A run of records:
════════════════════
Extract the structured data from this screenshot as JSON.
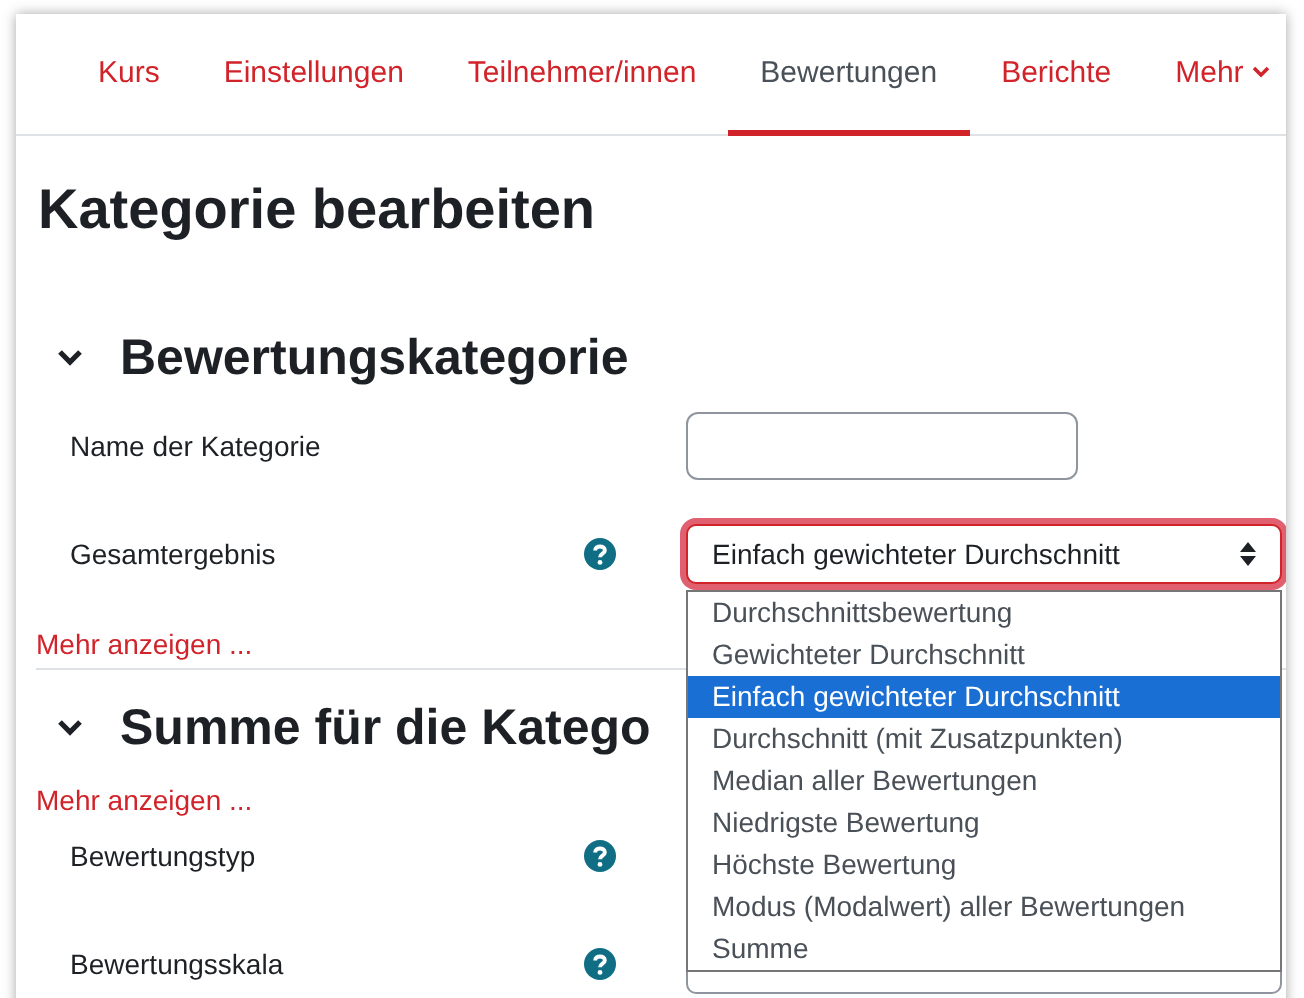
{
  "nav_tabs": [
    {
      "label": "Kurs",
      "selected": false
    },
    {
      "label": "Einstellungen",
      "selected": false
    },
    {
      "label": "Teilnehmer/innen",
      "selected": false
    },
    {
      "label": "Bewertungen",
      "selected": true
    },
    {
      "label": "Berichte",
      "selected": false
    },
    {
      "label": "Mehr",
      "selected": false,
      "kind": "menu"
    }
  ],
  "page_title": "Kategorie bearbeiten",
  "sections": [
    {
      "title": "Bewertungskategorie",
      "expanded": true,
      "fields": [
        {
          "label": "Name der Kategorie",
          "kind": "text",
          "help": false
        },
        {
          "label": "Gesamtergebnis",
          "kind": "select",
          "help": true,
          "value": "Einfach gewichteter Durchschnitt",
          "focused": true,
          "open": true,
          "options": [
            {
              "label": "Durchschnittsbewertung",
              "selected": false
            },
            {
              "label": "Gewichteter Durchschnitt",
              "selected": false
            },
            {
              "label": "Einfach gewichteter Durchschnitt",
              "selected": true
            },
            {
              "label": "Durchschnitt (mit Zusatzpunkten)",
              "selected": false
            },
            {
              "label": "Median aller Bewertungen",
              "selected": false
            },
            {
              "label": "Niedrigste Bewertung",
              "selected": false
            },
            {
              "label": "Höchste Bewertung",
              "selected": false
            },
            {
              "label": "Modus (Modalwert) aller Bewertungen",
              "selected": false
            },
            {
              "label": "Summe",
              "selected": false
            }
          ]
        }
      ],
      "more_link": "Mehr anzeigen ..."
    },
    {
      "title": "Summe für die Katego",
      "expanded": true,
      "more_link": "Mehr anzeigen ...",
      "fields": [
        {
          "label": "Bewertungstyp",
          "kind": "hidden",
          "help": true
        },
        {
          "label": "Bewertungsskala",
          "kind": "select",
          "help": true
        }
      ]
    }
  ]
}
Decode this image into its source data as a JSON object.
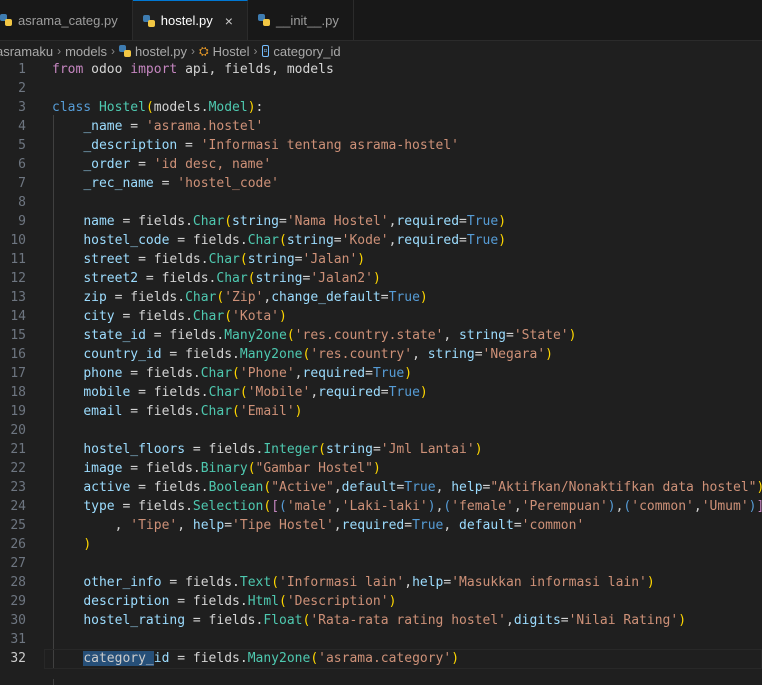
{
  "tabs": [
    {
      "label": "asrama_categ.py",
      "active": false
    },
    {
      "label": "hostel.py",
      "active": true,
      "close": "×"
    },
    {
      "label": "__init__.py",
      "active": false
    }
  ],
  "breadcrumb": [
    "asramaku",
    "models",
    "hostel.py",
    "Hostel",
    "category_id"
  ],
  "current_line": 32,
  "lines": [
    {
      "n": "1"
    },
    {
      "n": "2"
    },
    {
      "n": "3"
    },
    {
      "n": "4"
    },
    {
      "n": "5"
    },
    {
      "n": "6"
    },
    {
      "n": "7"
    },
    {
      "n": "8"
    },
    {
      "n": "9"
    },
    {
      "n": "10"
    },
    {
      "n": "11"
    },
    {
      "n": "12"
    },
    {
      "n": "13"
    },
    {
      "n": "14"
    },
    {
      "n": "15"
    },
    {
      "n": "16"
    },
    {
      "n": "17"
    },
    {
      "n": "18"
    },
    {
      "n": "19"
    },
    {
      "n": "20"
    },
    {
      "n": "21"
    },
    {
      "n": "22"
    },
    {
      "n": "23"
    },
    {
      "n": "24"
    },
    {
      "n": "25"
    },
    {
      "n": "26"
    },
    {
      "n": "27"
    },
    {
      "n": "28"
    },
    {
      "n": "29"
    },
    {
      "n": "30"
    },
    {
      "n": "31"
    },
    {
      "n": "32"
    }
  ],
  "code": [
    [
      [
        "kw",
        "from"
      ],
      [
        "op",
        " odoo "
      ],
      [
        "kw",
        "import"
      ],
      [
        "op",
        " api, fields, models"
      ]
    ],
    [],
    [
      [
        "dk",
        "class"
      ],
      [
        "op",
        " "
      ],
      [
        "ty",
        "Hostel"
      ],
      [
        "pr",
        "("
      ],
      [
        "op",
        "models."
      ],
      [
        "ty",
        "Model"
      ],
      [
        "pr",
        ")"
      ],
      [
        "op",
        ":"
      ]
    ],
    [
      [
        "op",
        "    "
      ],
      [
        "va",
        "_name"
      ],
      [
        "op",
        " = "
      ],
      [
        "st",
        "'asrama.hostel'"
      ]
    ],
    [
      [
        "op",
        "    "
      ],
      [
        "va",
        "_description"
      ],
      [
        "op",
        " = "
      ],
      [
        "st",
        "'Informasi tentang asrama-hostel'"
      ]
    ],
    [
      [
        "op",
        "    "
      ],
      [
        "va",
        "_order"
      ],
      [
        "op",
        " = "
      ],
      [
        "st",
        "'id desc, name'"
      ]
    ],
    [
      [
        "op",
        "    "
      ],
      [
        "va",
        "_rec_name"
      ],
      [
        "op",
        " = "
      ],
      [
        "st",
        "'hostel_code'"
      ]
    ],
    [],
    [
      [
        "op",
        "    "
      ],
      [
        "va",
        "name"
      ],
      [
        "op",
        " = fields."
      ],
      [
        "ty",
        "Char"
      ],
      [
        "pr",
        "("
      ],
      [
        "va",
        "string"
      ],
      [
        "op",
        "="
      ],
      [
        "st",
        "'Nama Hostel'"
      ],
      [
        "op",
        ","
      ],
      [
        "va",
        "required"
      ],
      [
        "op",
        "="
      ],
      [
        "dk",
        "True"
      ],
      [
        "pr",
        ")"
      ]
    ],
    [
      [
        "op",
        "    "
      ],
      [
        "va",
        "hostel_code"
      ],
      [
        "op",
        " = fields."
      ],
      [
        "ty",
        "Char"
      ],
      [
        "pr",
        "("
      ],
      [
        "va",
        "string"
      ],
      [
        "op",
        "="
      ],
      [
        "st",
        "'Kode'"
      ],
      [
        "op",
        ","
      ],
      [
        "va",
        "required"
      ],
      [
        "op",
        "="
      ],
      [
        "dk",
        "True"
      ],
      [
        "pr",
        ")"
      ]
    ],
    [
      [
        "op",
        "    "
      ],
      [
        "va",
        "street"
      ],
      [
        "op",
        " = fields."
      ],
      [
        "ty",
        "Char"
      ],
      [
        "pr",
        "("
      ],
      [
        "va",
        "string"
      ],
      [
        "op",
        "="
      ],
      [
        "st",
        "'Jalan'"
      ],
      [
        "pr",
        ")"
      ]
    ],
    [
      [
        "op",
        "    "
      ],
      [
        "va",
        "street2"
      ],
      [
        "op",
        " = fields."
      ],
      [
        "ty",
        "Char"
      ],
      [
        "pr",
        "("
      ],
      [
        "va",
        "string"
      ],
      [
        "op",
        "="
      ],
      [
        "st",
        "'Jalan2'"
      ],
      [
        "pr",
        ")"
      ]
    ],
    [
      [
        "op",
        "    "
      ],
      [
        "va",
        "zip"
      ],
      [
        "op",
        " = fields."
      ],
      [
        "ty",
        "Char"
      ],
      [
        "pr",
        "("
      ],
      [
        "st",
        "'Zip'"
      ],
      [
        "op",
        ","
      ],
      [
        "va",
        "change_default"
      ],
      [
        "op",
        "="
      ],
      [
        "dk",
        "True"
      ],
      [
        "pr",
        ")"
      ]
    ],
    [
      [
        "op",
        "    "
      ],
      [
        "va",
        "city"
      ],
      [
        "op",
        " = fields."
      ],
      [
        "ty",
        "Char"
      ],
      [
        "pr",
        "("
      ],
      [
        "st",
        "'Kota'"
      ],
      [
        "pr",
        ")"
      ]
    ],
    [
      [
        "op",
        "    "
      ],
      [
        "va",
        "state_id"
      ],
      [
        "op",
        " = fields."
      ],
      [
        "ty",
        "Many2one"
      ],
      [
        "pr",
        "("
      ],
      [
        "st",
        "'res.country.state'"
      ],
      [
        "op",
        ", "
      ],
      [
        "va",
        "string"
      ],
      [
        "op",
        "="
      ],
      [
        "st",
        "'State'"
      ],
      [
        "pr",
        ")"
      ]
    ],
    [
      [
        "op",
        "    "
      ],
      [
        "va",
        "country_id"
      ],
      [
        "op",
        " = fields."
      ],
      [
        "ty",
        "Many2one"
      ],
      [
        "pr",
        "("
      ],
      [
        "st",
        "'res.country'"
      ],
      [
        "op",
        ", "
      ],
      [
        "va",
        "string"
      ],
      [
        "op",
        "="
      ],
      [
        "st",
        "'Negara'"
      ],
      [
        "pr",
        ")"
      ]
    ],
    [
      [
        "op",
        "    "
      ],
      [
        "va",
        "phone"
      ],
      [
        "op",
        " = fields."
      ],
      [
        "ty",
        "Char"
      ],
      [
        "pr",
        "("
      ],
      [
        "st",
        "'Phone'"
      ],
      [
        "op",
        ","
      ],
      [
        "va",
        "required"
      ],
      [
        "op",
        "="
      ],
      [
        "dk",
        "True"
      ],
      [
        "pr",
        ")"
      ]
    ],
    [
      [
        "op",
        "    "
      ],
      [
        "va",
        "mobile"
      ],
      [
        "op",
        " = fields."
      ],
      [
        "ty",
        "Char"
      ],
      [
        "pr",
        "("
      ],
      [
        "st",
        "'Mobile'"
      ],
      [
        "op",
        ","
      ],
      [
        "va",
        "required"
      ],
      [
        "op",
        "="
      ],
      [
        "dk",
        "True"
      ],
      [
        "pr",
        ")"
      ]
    ],
    [
      [
        "op",
        "    "
      ],
      [
        "va",
        "email"
      ],
      [
        "op",
        " = fields."
      ],
      [
        "ty",
        "Char"
      ],
      [
        "pr",
        "("
      ],
      [
        "st",
        "'Email'"
      ],
      [
        "pr",
        ")"
      ]
    ],
    [],
    [
      [
        "op",
        "    "
      ],
      [
        "va",
        "hostel_floors"
      ],
      [
        "op",
        " = fields."
      ],
      [
        "ty",
        "Integer"
      ],
      [
        "pr",
        "("
      ],
      [
        "va",
        "string"
      ],
      [
        "op",
        "="
      ],
      [
        "st",
        "'Jml Lantai'"
      ],
      [
        "pr",
        ")"
      ]
    ],
    [
      [
        "op",
        "    "
      ],
      [
        "va",
        "image"
      ],
      [
        "op",
        " = fields."
      ],
      [
        "ty",
        "Binary"
      ],
      [
        "pr",
        "("
      ],
      [
        "st",
        "\"Gambar Hostel\""
      ],
      [
        "pr",
        ")"
      ]
    ],
    [
      [
        "op",
        "    "
      ],
      [
        "va",
        "active"
      ],
      [
        "op",
        " = fields."
      ],
      [
        "ty",
        "Boolean"
      ],
      [
        "pr",
        "("
      ],
      [
        "st",
        "\"Active\""
      ],
      [
        "op",
        ","
      ],
      [
        "va",
        "default"
      ],
      [
        "op",
        "="
      ],
      [
        "dk",
        "True"
      ],
      [
        "op",
        ", "
      ],
      [
        "va",
        "help"
      ],
      [
        "op",
        "="
      ],
      [
        "st",
        "\"Aktifkan/Nonaktifkan data hostel\""
      ],
      [
        "pr",
        ")"
      ]
    ],
    [
      [
        "op",
        "    "
      ],
      [
        "va",
        "type"
      ],
      [
        "op",
        " = fields."
      ],
      [
        "ty",
        "Selection"
      ],
      [
        "pr",
        "("
      ],
      [
        "kw",
        "["
      ],
      [
        "dk",
        "("
      ],
      [
        "st",
        "'male'"
      ],
      [
        "op",
        ","
      ],
      [
        "st",
        "'Laki-laki'"
      ],
      [
        "dk",
        ")"
      ],
      [
        "op",
        ","
      ],
      [
        "dk",
        "("
      ],
      [
        "st",
        "'female'"
      ],
      [
        "op",
        ","
      ],
      [
        "st",
        "'Perempuan'"
      ],
      [
        "dk",
        ")"
      ],
      [
        "op",
        ","
      ],
      [
        "dk",
        "("
      ],
      [
        "st",
        "'common'"
      ],
      [
        "op",
        ","
      ],
      [
        "st",
        "'Umum'"
      ],
      [
        "dk",
        ")"
      ],
      [
        "kw",
        "]"
      ]
    ],
    [
      [
        "op",
        "        , "
      ],
      [
        "st",
        "'Tipe'"
      ],
      [
        "op",
        ", "
      ],
      [
        "va",
        "help"
      ],
      [
        "op",
        "="
      ],
      [
        "st",
        "'Tipe Hostel'"
      ],
      [
        "op",
        ","
      ],
      [
        "va",
        "required"
      ],
      [
        "op",
        "="
      ],
      [
        "dk",
        "True"
      ],
      [
        "op",
        ", "
      ],
      [
        "va",
        "default"
      ],
      [
        "op",
        "="
      ],
      [
        "st",
        "'common'"
      ]
    ],
    [
      [
        "op",
        "    "
      ],
      [
        "pr",
        ")"
      ]
    ],
    [],
    [
      [
        "op",
        "    "
      ],
      [
        "va",
        "other_info"
      ],
      [
        "op",
        " = fields."
      ],
      [
        "ty",
        "Text"
      ],
      [
        "pr",
        "("
      ],
      [
        "st",
        "'Informasi lain'"
      ],
      [
        "op",
        ","
      ],
      [
        "va",
        "help"
      ],
      [
        "op",
        "="
      ],
      [
        "st",
        "'Masukkan informasi lain'"
      ],
      [
        "pr",
        ")"
      ]
    ],
    [
      [
        "op",
        "    "
      ],
      [
        "va",
        "description"
      ],
      [
        "op",
        " = fields."
      ],
      [
        "ty",
        "Html"
      ],
      [
        "pr",
        "("
      ],
      [
        "st",
        "'Description'"
      ],
      [
        "pr",
        ")"
      ]
    ],
    [
      [
        "op",
        "    "
      ],
      [
        "va",
        "hostel_rating"
      ],
      [
        "op",
        " = fields."
      ],
      [
        "ty",
        "Float"
      ],
      [
        "pr",
        "("
      ],
      [
        "st",
        "'Rata-rata rating hostel'"
      ],
      [
        "op",
        ","
      ],
      [
        "va",
        "digits"
      ],
      [
        "op",
        "="
      ],
      [
        "st",
        "'Nilai Rating'"
      ],
      [
        "pr",
        ")"
      ]
    ],
    [],
    [
      [
        "op",
        "    "
      ],
      [
        "sel",
        "category_"
      ],
      [
        "va",
        "id"
      ],
      [
        "op",
        " = fields."
      ],
      [
        "ty",
        "Many2one"
      ],
      [
        "pr",
        "("
      ],
      [
        "st",
        "'asrama.category'"
      ],
      [
        "pr",
        ")"
      ]
    ]
  ]
}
════════════════════
Search the preceding listing for the word "anzeigen" and pull out every line that holds it.

Response for this exercise
      "more_link": "Mehr anzeigen ..."
      "more_link": "Mehr anzeigen ...",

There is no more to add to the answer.